- Problem statement -
Reproduce each record below exactly as written.

- Data provided -

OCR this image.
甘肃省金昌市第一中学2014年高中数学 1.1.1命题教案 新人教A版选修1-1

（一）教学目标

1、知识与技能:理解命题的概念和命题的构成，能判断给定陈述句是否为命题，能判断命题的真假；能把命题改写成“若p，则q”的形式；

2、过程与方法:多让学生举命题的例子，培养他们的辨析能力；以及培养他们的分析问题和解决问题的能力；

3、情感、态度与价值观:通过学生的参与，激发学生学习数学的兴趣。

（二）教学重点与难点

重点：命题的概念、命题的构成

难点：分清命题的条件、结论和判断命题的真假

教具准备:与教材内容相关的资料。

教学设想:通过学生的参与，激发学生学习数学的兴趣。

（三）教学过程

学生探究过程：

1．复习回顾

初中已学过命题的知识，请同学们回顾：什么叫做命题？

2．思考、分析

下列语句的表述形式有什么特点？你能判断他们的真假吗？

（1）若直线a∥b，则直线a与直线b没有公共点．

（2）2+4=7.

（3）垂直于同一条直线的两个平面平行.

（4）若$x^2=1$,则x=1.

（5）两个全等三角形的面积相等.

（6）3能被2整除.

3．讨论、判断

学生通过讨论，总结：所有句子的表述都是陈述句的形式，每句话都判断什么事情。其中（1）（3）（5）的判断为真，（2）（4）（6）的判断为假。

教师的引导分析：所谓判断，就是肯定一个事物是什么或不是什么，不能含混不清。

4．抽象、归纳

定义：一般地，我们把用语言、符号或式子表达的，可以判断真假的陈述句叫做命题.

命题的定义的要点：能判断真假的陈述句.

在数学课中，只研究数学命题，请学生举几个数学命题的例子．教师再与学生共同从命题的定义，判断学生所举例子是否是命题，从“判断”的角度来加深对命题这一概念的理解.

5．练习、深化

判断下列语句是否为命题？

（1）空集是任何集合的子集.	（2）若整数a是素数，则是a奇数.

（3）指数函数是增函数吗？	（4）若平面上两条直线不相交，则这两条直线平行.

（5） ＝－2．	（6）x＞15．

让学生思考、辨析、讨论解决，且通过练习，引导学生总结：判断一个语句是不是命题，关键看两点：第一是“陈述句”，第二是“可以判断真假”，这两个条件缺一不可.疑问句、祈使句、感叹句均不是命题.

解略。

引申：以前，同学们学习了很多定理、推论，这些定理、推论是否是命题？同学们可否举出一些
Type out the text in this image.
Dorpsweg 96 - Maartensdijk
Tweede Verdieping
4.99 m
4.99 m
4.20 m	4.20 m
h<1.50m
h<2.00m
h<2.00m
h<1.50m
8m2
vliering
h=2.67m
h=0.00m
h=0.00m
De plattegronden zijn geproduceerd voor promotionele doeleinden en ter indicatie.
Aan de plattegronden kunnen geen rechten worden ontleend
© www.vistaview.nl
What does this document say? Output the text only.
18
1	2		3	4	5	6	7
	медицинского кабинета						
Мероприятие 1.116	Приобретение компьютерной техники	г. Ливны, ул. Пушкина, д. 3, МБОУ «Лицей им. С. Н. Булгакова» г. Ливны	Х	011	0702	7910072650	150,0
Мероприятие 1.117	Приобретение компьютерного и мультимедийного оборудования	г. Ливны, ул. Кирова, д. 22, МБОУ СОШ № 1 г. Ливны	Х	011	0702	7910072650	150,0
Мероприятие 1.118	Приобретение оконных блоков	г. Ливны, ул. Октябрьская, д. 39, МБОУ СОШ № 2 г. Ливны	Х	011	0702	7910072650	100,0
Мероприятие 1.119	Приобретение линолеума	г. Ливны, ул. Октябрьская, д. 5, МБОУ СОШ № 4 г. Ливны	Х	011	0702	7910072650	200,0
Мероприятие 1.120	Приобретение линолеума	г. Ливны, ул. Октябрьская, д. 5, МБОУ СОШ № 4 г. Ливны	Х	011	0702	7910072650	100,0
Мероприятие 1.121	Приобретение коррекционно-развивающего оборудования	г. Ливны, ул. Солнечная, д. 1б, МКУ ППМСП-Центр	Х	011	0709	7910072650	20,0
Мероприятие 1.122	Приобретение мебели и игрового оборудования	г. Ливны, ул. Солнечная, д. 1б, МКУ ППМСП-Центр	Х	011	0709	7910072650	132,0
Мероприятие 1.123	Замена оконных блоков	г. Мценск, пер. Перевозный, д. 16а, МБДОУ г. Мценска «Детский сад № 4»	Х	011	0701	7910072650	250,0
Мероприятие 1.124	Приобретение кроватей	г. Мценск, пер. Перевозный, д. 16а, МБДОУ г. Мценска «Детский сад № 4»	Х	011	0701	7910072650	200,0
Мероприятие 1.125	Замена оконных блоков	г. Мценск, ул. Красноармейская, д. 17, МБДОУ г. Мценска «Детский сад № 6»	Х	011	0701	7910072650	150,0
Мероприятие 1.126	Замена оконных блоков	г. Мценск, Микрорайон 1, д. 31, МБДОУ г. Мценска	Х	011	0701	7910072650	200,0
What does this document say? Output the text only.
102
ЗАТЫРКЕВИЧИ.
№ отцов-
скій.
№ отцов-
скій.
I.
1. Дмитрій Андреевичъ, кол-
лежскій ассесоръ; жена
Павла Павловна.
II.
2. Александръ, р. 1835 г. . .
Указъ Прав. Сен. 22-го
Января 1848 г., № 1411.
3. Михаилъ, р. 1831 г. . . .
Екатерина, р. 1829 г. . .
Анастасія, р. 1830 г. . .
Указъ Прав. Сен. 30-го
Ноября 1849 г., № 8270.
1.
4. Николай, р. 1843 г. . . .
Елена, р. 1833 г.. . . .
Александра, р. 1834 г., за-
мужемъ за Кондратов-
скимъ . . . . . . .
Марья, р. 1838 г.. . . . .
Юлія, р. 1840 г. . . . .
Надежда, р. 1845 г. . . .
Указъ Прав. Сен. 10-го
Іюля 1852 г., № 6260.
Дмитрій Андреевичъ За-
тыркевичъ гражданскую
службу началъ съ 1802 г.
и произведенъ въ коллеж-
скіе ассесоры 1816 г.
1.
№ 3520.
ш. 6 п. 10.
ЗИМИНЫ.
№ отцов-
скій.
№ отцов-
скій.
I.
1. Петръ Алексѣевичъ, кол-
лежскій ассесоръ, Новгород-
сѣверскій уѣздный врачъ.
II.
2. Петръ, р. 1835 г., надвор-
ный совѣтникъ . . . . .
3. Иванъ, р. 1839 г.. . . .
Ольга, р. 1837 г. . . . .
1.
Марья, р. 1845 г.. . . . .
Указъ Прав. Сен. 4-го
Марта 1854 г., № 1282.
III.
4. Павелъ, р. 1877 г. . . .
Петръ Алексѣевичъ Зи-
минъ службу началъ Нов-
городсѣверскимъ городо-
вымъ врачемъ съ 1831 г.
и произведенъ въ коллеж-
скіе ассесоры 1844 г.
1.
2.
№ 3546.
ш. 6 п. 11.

- Correct output -
OCR this image.
甘肃省金昌市第一中学2014年高中数学 1.1.1命题教案 新人教A版选修1-1

（一）教学目标

1、知识与技能:理解命题的概念和命题的构成，能判断给定陈述句是否为命题，能判断命题的真假；能把命题改写成“若p，则q”的形式；

2、过程与方法:多让学生举命题的例子，培养他们的辨析能力；以及培养他们的分析问题和解决问题的能力；

3、情感、态度与价值观:通过学生的参与，激发学生学习数学的兴趣。

（二）教学重点与难点

重点：命题的概念、命题的构成

难点：分清命题的条件、结论和判断命题的真假

教具准备:与教材内容相关的资料。

教学设想:通过学生的参与，激发学生学习数学的兴趣。

（三）教学过程

学生探究过程：

1．复习回顾

初中已学过命题的知识，请同学们回顾：什么叫做命题？

2．思考、分析

下列语句的表述形式有什么特点？你能判断他们的真假吗？

（1）若直线a∥b，则直线a与直线b没有公共点．

（2）2+4=7.

（3）垂直于同一条直线的两个平面平行.

（4）若$x^2=1$,则x=1.

（5）两个全等三角形的面积相等.

（6）3能被2整除.

3．讨论、判断

学生通过讨论，总结：所有句子的表述都是陈述句的形式，每句话都判断什么事情。其中（1）（3）（5）的判断为真，（2）（4）（6）的判断为假。

教师的引导分析：所谓判断，就是肯定一个事物是什么或不是什么，不能含混不清。

4．抽象、归纳

定义：一般地，我们把用语言、符号或式子表达的，可以判断真假的陈述句叫做命题.

命题的定义的要点：能判断真假的陈述句.

在数学课中，只研究数学命题，请学生举几个数学命题的例子．教师再与学生共同从命题的定义，判断学生所举例子是否是命题，从“判断”的角度来加深对命题这一概念的理解.

5．练习、深化

判断下列语句是否为命题？

（1）空集是任何集合的子集.	（2）若整数a是素数，则是a奇数.

（3）指数函数是增函数吗？	（4）若平面上两条直线不相交，则这两条直线平行.

（5） ＝－2．	（6）x＞15．

让学生思考、辨析、讨论解决，且通过练习，引导学生总结：判断一个语句是不是命题，关键看两点：第一是“陈述句”，第二是“可以判断真假”，这两个条件缺一不可.疑问句、祈使句、感叹句均不是命题.

解略。

引申：以前，同学们学习了很多定理、推论，这些定理、推论是否是命题？同学们可否举出一些
Type out the text in this image.
Dorpsweg 96 - Maartensdijk
Tweede Verdieping
4.99 m
4.99 m
4.20 m	4.20 m
h<1.50m
h<2.00m
h<2.00m
h<1.50m
8m2
vliering
h=2.67m
h=0.00m
h=0.00m
De plattegronden zijn geproduceerd voor promotionele doeleinden en ter indicatie.
Aan de plattegronden kunnen geen rechten worden ontleend
© www.vistaview.nl
What does this document say? Output the text only.
18
1	2		3	4	5	6	7
	медицинского кабинета						
Мероприятие 1.116	Приобретение компьютерной техники	г. Ливны, ул. Пушкина, д. 3, МБОУ «Лицей им. С. Н. Булгакова» г. Ливны	Х	011	0702	7910072650	150,0
Мероприятие 1.117	Приобретение компьютерного и мультимедийного оборудования	г. Ливны, ул. Кирова, д. 22, МБОУ СОШ № 1 г. Ливны	Х	011	0702	7910072650	150,0
Мероприятие 1.118	Приобретение оконных блоков	г. Ливны, ул. Октябрьская, д. 39, МБОУ СОШ № 2 г. Ливны	Х	011	0702	7910072650	100,0
Мероприятие 1.119	Приобретение линолеума	г. Ливны, ул. Октябрьская, д. 5, МБОУ СОШ № 4 г. Ливны	Х	011	0702	7910072650	200,0
Мероприятие 1.120	Приобретение линолеума	г. Ливны, ул. Октябрьская, д. 5, МБОУ СОШ № 4 г. Ливны	Х	011	0702	7910072650	100,0
Мероприятие 1.121	Приобретение коррекционно-развивающего оборудования	г. Ливны, ул. Солнечная, д. 1б, МКУ ППМСП-Центр	Х	011	0709	7910072650	20,0
Мероприятие 1.122	Приобретение мебели и игрового оборудования	г. Ливны, ул. Солнечная, д. 1б, МКУ ППМСП-Центр	Х	011	0709	7910072650	132,0
Мероприятие 1.123	Замена оконных блоков	г. Мценск, пер. Перевозный, д. 16а, МБДОУ г. Мценска «Детский сад № 4»	Х	011	0701	7910072650	250,0
Мероприятие 1.124	Приобретение кроватей	г. Мценск, пер. Перевозный, д. 16а, МБДОУ г. Мценска «Детский сад № 4»	Х	011	0701	7910072650	200,0
Мероприятие 1.125	Замена оконных блоков	г. Мценск, ул. Красноармейская, д. 17, МБДОУ г. Мценска «Детский сад № 6»	Х	011	0701	7910072650	150,0
Мероприятие 1.126	Замена оконных блоков	г. Мценск, Микрорайон 1, д. 31, МБДОУ г. Мценска	Х	011	0701	7910072650	200,0
What does this document say? Output the text only.
102
ЗАТЫРКЕВИЧИ.
№ отцов-
скій.
№ отцов-
скій.
I.
1. Дмитрій Андреевичъ, кол-
лежскій ассесоръ; жена
Павла Павловна.
II.
2. Александръ, р. 1835 г. . .
Указъ Прав. Сен. 22-го
Января 1848 г., № 1411.
3. Михаилъ, р. 1831 г. . . .
Екатерина, р. 1829 г. . .
Анастасія, р. 1830 г. . .
Указъ Прав. Сен. 30-го
Ноября 1849 г., № 8270.
1.
4. Николай, р. 1843 г. . . .
Елена, р. 1833 г.. . . .
Александра, р. 1834 г., за-
мужемъ за Кондратов-
скимъ . . . . . . .
Марья, р. 1838 г.. . . . .
Юлія, р. 1840 г. . . . .
Надежда, р. 1845 г. . . .
Указъ Прав. Сен. 10-го
Іюля 1852 г., № 6260.
Дмитрій Андреевичъ За-
тыркевичъ гражданскую
службу началъ съ 1802 г.
и произведенъ въ коллеж-
скіе ассесоры 1816 г.
1.
№ 3520.
ш. 6 п. 10.
ЗИМИНЫ.
№ отцов-
скій.
№ отцов-
скій.
I.
1. Петръ Алексѣевичъ, кол-
лежскій ассесоръ, Новгород-
сѣверскій уѣздный врачъ.
II.
2. Петръ, р. 1835 г., надвор-
ный совѣтникъ . . . . .
3. Иванъ, р. 1839 г.. . . .
Ольга, р. 1837 г. . . . .
1.
Марья, р. 1845 г.. . . . .
Указъ Прав. Сен. 4-го
Марта 1854 г., № 1282.
III.
4. Павелъ, р. 1877 г. . . .
Петръ Алексѣевичъ Зи-
минъ службу началъ Нов-
городсѣверскимъ городо-
вымъ врачемъ съ 1831 г.
и произведенъ въ коллеж-
скіе ассесоры 1844 г.
1.
2.
№ 3546.
ш. 6 п. 11.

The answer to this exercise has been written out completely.